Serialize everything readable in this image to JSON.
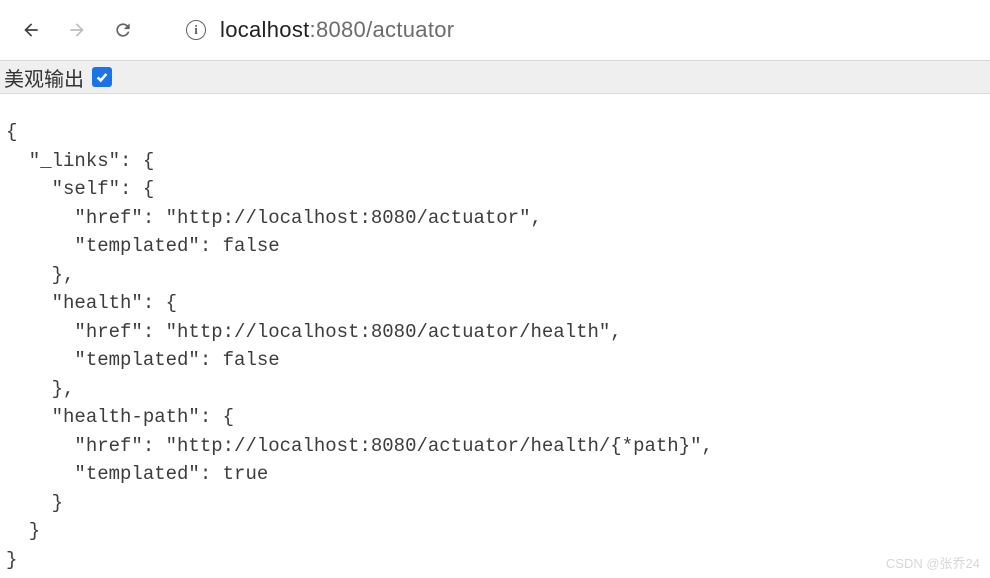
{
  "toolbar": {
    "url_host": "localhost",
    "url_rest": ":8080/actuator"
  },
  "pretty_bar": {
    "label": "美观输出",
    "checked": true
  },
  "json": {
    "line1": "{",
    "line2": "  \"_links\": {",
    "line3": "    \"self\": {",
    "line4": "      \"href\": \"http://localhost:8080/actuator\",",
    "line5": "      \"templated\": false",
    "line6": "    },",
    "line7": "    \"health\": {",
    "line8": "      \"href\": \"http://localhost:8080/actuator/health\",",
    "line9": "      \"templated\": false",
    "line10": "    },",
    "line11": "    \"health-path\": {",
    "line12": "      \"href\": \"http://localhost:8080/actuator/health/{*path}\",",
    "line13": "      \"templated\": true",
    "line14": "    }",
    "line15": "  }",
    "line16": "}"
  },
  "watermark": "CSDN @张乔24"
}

◆ ◆ ◆ ◆ ◆ ◆ ◆

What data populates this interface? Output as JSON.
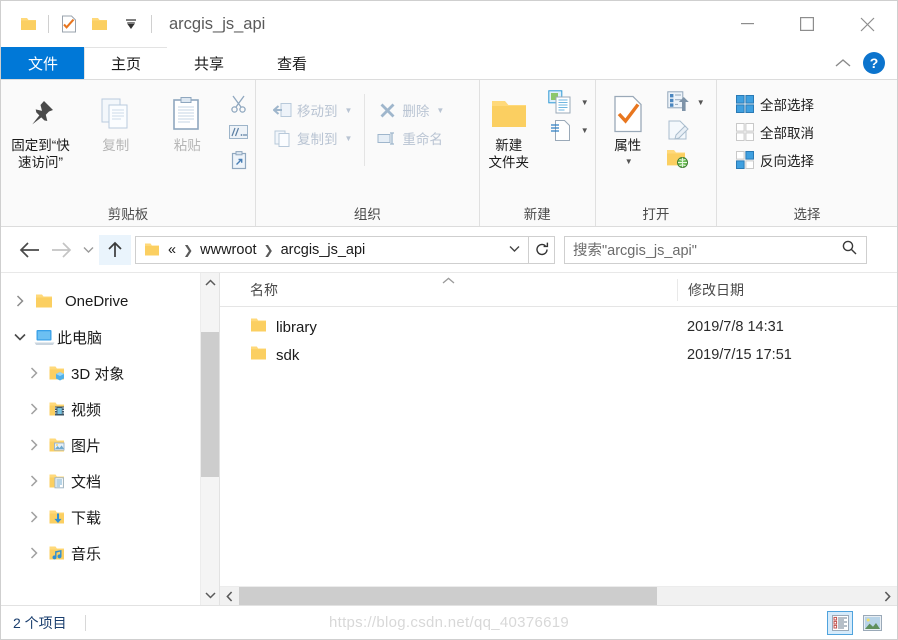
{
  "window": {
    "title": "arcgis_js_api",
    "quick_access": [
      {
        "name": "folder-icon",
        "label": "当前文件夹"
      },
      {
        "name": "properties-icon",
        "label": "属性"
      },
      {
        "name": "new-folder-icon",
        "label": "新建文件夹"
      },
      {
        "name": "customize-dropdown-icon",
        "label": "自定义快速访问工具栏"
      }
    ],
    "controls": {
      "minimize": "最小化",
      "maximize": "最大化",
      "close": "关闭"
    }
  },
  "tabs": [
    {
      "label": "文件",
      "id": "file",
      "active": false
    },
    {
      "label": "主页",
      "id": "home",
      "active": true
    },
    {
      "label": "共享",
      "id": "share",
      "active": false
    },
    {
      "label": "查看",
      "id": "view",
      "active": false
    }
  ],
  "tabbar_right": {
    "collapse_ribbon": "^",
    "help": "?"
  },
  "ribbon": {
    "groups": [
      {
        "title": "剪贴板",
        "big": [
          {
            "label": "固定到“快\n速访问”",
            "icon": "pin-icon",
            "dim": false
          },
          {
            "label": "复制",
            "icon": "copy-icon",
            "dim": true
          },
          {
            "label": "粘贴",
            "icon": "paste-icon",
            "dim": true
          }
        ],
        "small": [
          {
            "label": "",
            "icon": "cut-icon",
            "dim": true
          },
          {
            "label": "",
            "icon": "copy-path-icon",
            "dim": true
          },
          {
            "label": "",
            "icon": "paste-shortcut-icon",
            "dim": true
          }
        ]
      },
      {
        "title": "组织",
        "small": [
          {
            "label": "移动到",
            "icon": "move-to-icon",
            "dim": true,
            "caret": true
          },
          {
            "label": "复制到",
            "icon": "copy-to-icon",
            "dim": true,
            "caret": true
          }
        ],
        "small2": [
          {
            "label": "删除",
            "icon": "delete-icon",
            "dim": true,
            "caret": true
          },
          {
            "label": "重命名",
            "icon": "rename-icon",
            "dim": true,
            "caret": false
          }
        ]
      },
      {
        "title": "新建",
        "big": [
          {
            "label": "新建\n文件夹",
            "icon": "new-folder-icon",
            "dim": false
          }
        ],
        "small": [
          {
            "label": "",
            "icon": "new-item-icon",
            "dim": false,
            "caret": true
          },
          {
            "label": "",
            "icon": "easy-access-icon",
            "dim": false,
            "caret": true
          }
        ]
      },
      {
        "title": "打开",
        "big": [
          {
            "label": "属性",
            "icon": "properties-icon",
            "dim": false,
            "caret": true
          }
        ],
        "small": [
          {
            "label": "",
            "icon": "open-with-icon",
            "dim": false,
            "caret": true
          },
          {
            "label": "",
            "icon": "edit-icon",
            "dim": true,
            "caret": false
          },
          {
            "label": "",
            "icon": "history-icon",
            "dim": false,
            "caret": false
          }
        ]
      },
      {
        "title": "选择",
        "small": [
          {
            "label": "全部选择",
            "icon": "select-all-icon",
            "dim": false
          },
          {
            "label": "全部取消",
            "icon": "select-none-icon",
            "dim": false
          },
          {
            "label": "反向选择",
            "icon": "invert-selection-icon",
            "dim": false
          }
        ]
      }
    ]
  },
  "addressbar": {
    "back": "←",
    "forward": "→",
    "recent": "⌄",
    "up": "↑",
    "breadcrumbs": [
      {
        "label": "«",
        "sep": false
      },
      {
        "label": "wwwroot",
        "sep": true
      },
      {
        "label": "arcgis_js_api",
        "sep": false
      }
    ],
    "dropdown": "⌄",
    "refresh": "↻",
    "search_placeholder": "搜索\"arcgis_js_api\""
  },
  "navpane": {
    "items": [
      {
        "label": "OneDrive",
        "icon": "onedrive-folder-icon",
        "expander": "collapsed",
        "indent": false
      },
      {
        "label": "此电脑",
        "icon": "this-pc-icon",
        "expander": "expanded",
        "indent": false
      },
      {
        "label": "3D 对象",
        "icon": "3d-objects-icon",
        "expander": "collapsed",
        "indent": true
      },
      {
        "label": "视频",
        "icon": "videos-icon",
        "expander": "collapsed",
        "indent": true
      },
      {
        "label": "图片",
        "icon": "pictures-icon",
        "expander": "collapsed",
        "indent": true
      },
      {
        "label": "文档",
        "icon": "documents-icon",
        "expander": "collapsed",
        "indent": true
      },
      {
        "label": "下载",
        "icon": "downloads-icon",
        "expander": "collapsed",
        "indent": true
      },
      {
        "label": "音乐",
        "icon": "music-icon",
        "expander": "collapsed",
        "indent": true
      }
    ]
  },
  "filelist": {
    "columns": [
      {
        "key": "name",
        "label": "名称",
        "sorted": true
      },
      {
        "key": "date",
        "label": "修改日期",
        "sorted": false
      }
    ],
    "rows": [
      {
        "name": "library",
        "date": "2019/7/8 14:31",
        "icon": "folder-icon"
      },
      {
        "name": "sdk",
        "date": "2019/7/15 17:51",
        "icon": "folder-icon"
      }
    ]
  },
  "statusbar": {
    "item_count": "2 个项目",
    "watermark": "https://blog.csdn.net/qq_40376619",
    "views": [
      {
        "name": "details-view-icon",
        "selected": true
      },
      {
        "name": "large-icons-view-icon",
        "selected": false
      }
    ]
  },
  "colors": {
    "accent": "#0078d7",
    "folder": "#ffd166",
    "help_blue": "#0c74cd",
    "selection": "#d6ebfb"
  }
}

◆ ◆ ◆ ◆ ◆ ◆ ◆

▸ Task details
Filter the entries down to the lines containing "href". Copy each of those lines.

▸ Solution
    "line4": "      \"href\": \"http://localhost:8080/actuator\",",
    "line8": "      \"href\": \"http://localhost:8080/actuator/health\",",
    "line12": "      \"href\": \"http://localhost:8080/actuator/health/{*path}\",",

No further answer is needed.